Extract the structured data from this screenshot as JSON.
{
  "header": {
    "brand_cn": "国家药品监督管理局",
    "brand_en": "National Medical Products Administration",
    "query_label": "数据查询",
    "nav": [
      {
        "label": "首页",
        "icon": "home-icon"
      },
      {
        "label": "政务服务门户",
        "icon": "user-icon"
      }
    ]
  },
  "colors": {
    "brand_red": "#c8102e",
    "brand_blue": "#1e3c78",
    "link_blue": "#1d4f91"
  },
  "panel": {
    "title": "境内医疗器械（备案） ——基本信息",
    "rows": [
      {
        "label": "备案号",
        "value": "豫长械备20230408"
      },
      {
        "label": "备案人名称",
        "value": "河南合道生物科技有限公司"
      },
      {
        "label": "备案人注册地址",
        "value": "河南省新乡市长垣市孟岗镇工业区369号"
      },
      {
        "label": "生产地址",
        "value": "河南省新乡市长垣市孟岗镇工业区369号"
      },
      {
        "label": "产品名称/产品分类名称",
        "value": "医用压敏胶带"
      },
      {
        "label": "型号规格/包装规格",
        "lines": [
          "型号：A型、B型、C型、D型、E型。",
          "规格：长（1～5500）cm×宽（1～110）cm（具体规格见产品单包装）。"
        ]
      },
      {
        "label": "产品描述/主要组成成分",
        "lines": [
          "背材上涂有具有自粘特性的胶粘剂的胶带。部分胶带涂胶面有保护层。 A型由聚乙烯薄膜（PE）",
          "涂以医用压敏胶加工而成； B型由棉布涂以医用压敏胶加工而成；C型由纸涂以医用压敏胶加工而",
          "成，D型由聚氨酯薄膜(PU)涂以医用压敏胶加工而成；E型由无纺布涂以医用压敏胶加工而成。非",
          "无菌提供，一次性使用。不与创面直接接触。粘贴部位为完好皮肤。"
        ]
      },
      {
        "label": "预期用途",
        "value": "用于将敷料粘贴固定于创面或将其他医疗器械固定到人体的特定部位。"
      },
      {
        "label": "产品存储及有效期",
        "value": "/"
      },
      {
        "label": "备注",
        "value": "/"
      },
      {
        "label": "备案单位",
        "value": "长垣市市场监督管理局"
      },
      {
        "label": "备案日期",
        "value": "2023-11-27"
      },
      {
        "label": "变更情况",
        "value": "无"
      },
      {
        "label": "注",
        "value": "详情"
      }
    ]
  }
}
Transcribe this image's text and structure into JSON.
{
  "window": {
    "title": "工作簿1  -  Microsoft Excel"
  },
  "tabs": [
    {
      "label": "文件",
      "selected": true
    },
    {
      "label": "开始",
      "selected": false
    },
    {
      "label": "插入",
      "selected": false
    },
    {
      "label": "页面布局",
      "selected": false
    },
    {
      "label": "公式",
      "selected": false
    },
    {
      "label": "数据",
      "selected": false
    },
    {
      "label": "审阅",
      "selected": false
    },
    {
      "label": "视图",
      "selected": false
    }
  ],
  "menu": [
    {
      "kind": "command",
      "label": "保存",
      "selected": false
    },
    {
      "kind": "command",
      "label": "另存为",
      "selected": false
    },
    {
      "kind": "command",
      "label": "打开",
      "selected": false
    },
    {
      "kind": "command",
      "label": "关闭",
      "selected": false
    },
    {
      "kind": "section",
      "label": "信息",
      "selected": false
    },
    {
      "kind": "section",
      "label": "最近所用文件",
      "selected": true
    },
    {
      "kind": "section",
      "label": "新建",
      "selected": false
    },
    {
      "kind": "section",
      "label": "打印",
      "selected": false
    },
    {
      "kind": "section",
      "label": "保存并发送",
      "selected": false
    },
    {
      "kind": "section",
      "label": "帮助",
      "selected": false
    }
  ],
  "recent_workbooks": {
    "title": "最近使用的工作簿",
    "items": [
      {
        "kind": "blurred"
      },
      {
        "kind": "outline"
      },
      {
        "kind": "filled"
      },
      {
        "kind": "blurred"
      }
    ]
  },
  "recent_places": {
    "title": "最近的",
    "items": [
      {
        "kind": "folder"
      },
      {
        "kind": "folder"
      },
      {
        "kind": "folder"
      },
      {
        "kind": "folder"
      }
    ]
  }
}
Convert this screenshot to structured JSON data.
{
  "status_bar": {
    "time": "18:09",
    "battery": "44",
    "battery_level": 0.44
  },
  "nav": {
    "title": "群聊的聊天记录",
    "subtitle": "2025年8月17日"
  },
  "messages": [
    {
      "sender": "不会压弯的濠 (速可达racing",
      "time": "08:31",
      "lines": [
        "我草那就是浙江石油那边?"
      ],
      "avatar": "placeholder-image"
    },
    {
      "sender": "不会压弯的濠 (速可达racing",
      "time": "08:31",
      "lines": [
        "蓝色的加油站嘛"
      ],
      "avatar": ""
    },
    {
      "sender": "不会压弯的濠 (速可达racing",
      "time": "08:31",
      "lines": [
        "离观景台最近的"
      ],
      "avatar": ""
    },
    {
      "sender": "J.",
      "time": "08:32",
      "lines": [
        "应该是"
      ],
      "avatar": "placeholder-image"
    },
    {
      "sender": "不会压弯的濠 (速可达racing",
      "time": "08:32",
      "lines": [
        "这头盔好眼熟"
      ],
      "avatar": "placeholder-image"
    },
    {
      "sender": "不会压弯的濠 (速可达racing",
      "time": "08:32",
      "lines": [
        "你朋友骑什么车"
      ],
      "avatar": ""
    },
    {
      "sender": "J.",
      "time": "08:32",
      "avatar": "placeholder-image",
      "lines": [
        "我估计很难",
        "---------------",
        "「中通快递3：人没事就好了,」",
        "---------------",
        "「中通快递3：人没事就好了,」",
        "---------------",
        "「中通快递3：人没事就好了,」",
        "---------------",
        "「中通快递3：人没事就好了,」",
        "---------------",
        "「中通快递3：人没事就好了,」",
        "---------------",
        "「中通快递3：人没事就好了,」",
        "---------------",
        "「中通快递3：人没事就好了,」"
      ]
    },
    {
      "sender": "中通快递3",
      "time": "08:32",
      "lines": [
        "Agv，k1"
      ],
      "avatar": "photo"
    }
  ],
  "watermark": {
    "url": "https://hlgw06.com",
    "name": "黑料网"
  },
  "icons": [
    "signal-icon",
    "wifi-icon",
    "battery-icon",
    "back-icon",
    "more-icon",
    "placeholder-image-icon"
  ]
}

____

• _Brief_
Your task is to return the full listing exactly as it was given.

• _Written reply_
Extract the structured data from this screenshot as JSON.
{
  "header": {
    "brand_cn": "国家药品监督管理局",
    "brand_en": "National Medical Products Administration",
    "query_label": "数据查询",
    "nav": [
      {
        "label": "首页",
        "icon": "home-icon"
      },
      {
        "label": "政务服务门户",
        "icon": "user-icon"
      }
    ]
  },
  "colors": {
    "brand_red": "#c8102e",
    "brand_blue": "#1e3c78",
    "link_blue": "#1d4f91"
  },
  "panel": {
    "title": "境内医疗器械（备案） ——基本信息",
    "rows": [
      {
        "label": "备案号",
        "value": "豫长械备20230408"
      },
      {
        "label": "备案人名称",
        "value": "河南合道生物科技有限公司"
      },
      {
        "label": "备案人注册地址",
        "value": "河南省新乡市长垣市孟岗镇工业区369号"
      },
      {
        "label": "生产地址",
        "value": "河南省新乡市长垣市孟岗镇工业区369号"
      },
      {
        "label": "产品名称/产品分类名称",
        "value": "医用压敏胶带"
      },
      {
        "label": "型号规格/包装规格",
        "lines": [
          "型号：A型、B型、C型、D型、E型。",
          "规格：长（1～5500）cm×宽（1～110）cm（具体规格见产品单包装）。"
        ]
      },
      {
        "label": "产品描述/主要组成成分",
        "lines": [
          "背材上涂有具有自粘特性的胶粘剂的胶带。部分胶带涂胶面有保护层。 A型由聚乙烯薄膜（PE）",
          "涂以医用压敏胶加工而成； B型由棉布涂以医用压敏胶加工而成；C型由纸涂以医用压敏胶加工而",
          "成，D型由聚氨酯薄膜(PU)涂以医用压敏胶加工而成；E型由无纺布涂以医用压敏胶加工而成。非",
          "无菌提供，一次性使用。不与创面直接接触。粘贴部位为完好皮肤。"
        ]
      },
      {
        "label": "预期用途",
        "value": "用于将敷料粘贴固定于创面或将其他医疗器械固定到人体的特定部位。"
      },
      {
        "label": "产品存储及有效期",
        "value": "/"
      },
      {
        "label": "备注",
        "value": "/"
      },
      {
        "label": "备案单位",
        "value": "长垣市市场监督管理局"
      },
      {
        "label": "备案日期",
        "value": "2023-11-27"
      },
      {
        "label": "变更情况",
        "value": "无"
      },
      {
        "label": "注",
        "value": "详情"
      }
    ]
  }
}
Transcribe this image's text and structure into JSON.
{
  "window": {
    "title": "工作簿1  -  Microsoft Excel"
  },
  "tabs": [
    {
      "label": "文件",
      "selected": true
    },
    {
      "label": "开始",
      "selected": false
    },
    {
      "label": "插入",
      "selected": false
    },
    {
      "label": "页面布局",
      "selected": false
    },
    {
      "label": "公式",
      "selected": false
    },
    {
      "label": "数据",
      "selected": false
    },
    {
      "label": "审阅",
      "selected": false
    },
    {
      "label": "视图",
      "selected": false
    }
  ],
  "menu": [
    {
      "kind": "command",
      "label": "保存",
      "selected": false
    },
    {
      "kind": "command",
      "label": "另存为",
      "selected": false
    },
    {
      "kind": "command",
      "label": "打开",
      "selected": false
    },
    {
      "kind": "command",
      "label": "关闭",
      "selected": false
    },
    {
      "kind": "section",
      "label": "信息",
      "selected": false
    },
    {
      "kind": "section",
      "label": "最近所用文件",
      "selected": true
    },
    {
      "kind": "section",
      "label": "新建",
      "selected": false
    },
    {
      "kind": "section",
      "label": "打印",
      "selected": false
    },
    {
      "kind": "section",
      "label": "保存并发送",
      "selected": false
    },
    {
      "kind": "section",
      "label": "帮助",
      "selected": false
    }
  ],
  "recent_workbooks": {
    "title": "最近使用的工作簿",
    "items": [
      {
        "kind": "blurred"
      },
      {
        "kind": "outline"
      },
      {
        "kind": "filled"
      },
      {
        "kind": "blurred"
      }
    ]
  },
  "recent_places": {
    "title": "最近的",
    "items": [
      {
        "kind": "folder"
      },
      {
        "kind": "folder"
      },
      {
        "kind": "folder"
      },
      {
        "kind": "folder"
      }
    ]
  }
}
Convert this screenshot to structured JSON data.
{
  "status_bar": {
    "time": "18:09",
    "battery": "44",
    "battery_level": 0.44
  },
  "nav": {
    "title": "群聊的聊天记录",
    "subtitle": "2025年8月17日"
  },
  "messages": [
    {
      "sender": "不会压弯的濠 (速可达racing",
      "time": "08:31",
      "lines": [
        "我草那就是浙江石油那边?"
      ],
      "avatar": "placeholder-image"
    },
    {
      "sender": "不会压弯的濠 (速可达racing",
      "time": "08:31",
      "lines": [
        "蓝色的加油站嘛"
      ],
      "avatar": ""
    },
    {
      "sender": "不会压弯的濠 (速可达racing",
      "time": "08:31",
      "lines": [
        "离观景台最近的"
      ],
      "avatar": ""
    },
    {
      "sender": "J.",
      "time": "08:32",
      "lines": [
        "应该是"
      ],
      "avatar": "placeholder-image"
    },
    {
      "sender": "不会压弯的濠 (速可达racing",
      "time": "08:32",
      "lines": [
        "这头盔好眼熟"
      ],
      "avatar": "placeholder-image"
    },
    {
      "sender": "不会压弯的濠 (速可达racing",
      "time": "08:32",
      "lines": [
        "你朋友骑什么车"
      ],
      "avatar": ""
    },
    {
      "sender": "J.",
      "time": "08:32",
      "avatar": "placeholder-image",
      "lines": [
        "我估计很难",
        "---------------",
        "「中通快递3：人没事就好了,」",
        "---------------",
        "「中通快递3：人没事就好了,」",
        "---------------",
        "「中通快递3：人没事就好了,」",
        "---------------",
        "「中通快递3：人没事就好了,」",
        "---------------",
        "「中通快递3：人没事就好了,」",
        "---------------",
        "「中通快递3：人没事就好了,」",
        "---------------",
        "「中通快递3：人没事就好了,」"
      ]
    },
    {
      "sender": "中通快递3",
      "time": "08:32",
      "lines": [
        "Agv，k1"
      ],
      "avatar": "photo"
    }
  ],
  "watermark": {
    "url": "https://hlgw06.com",
    "name": "黑料网"
  },
  "icons": [
    "signal-icon",
    "wifi-icon",
    "battery-icon",
    "back-icon",
    "more-icon",
    "placeholder-image-icon"
  ]
}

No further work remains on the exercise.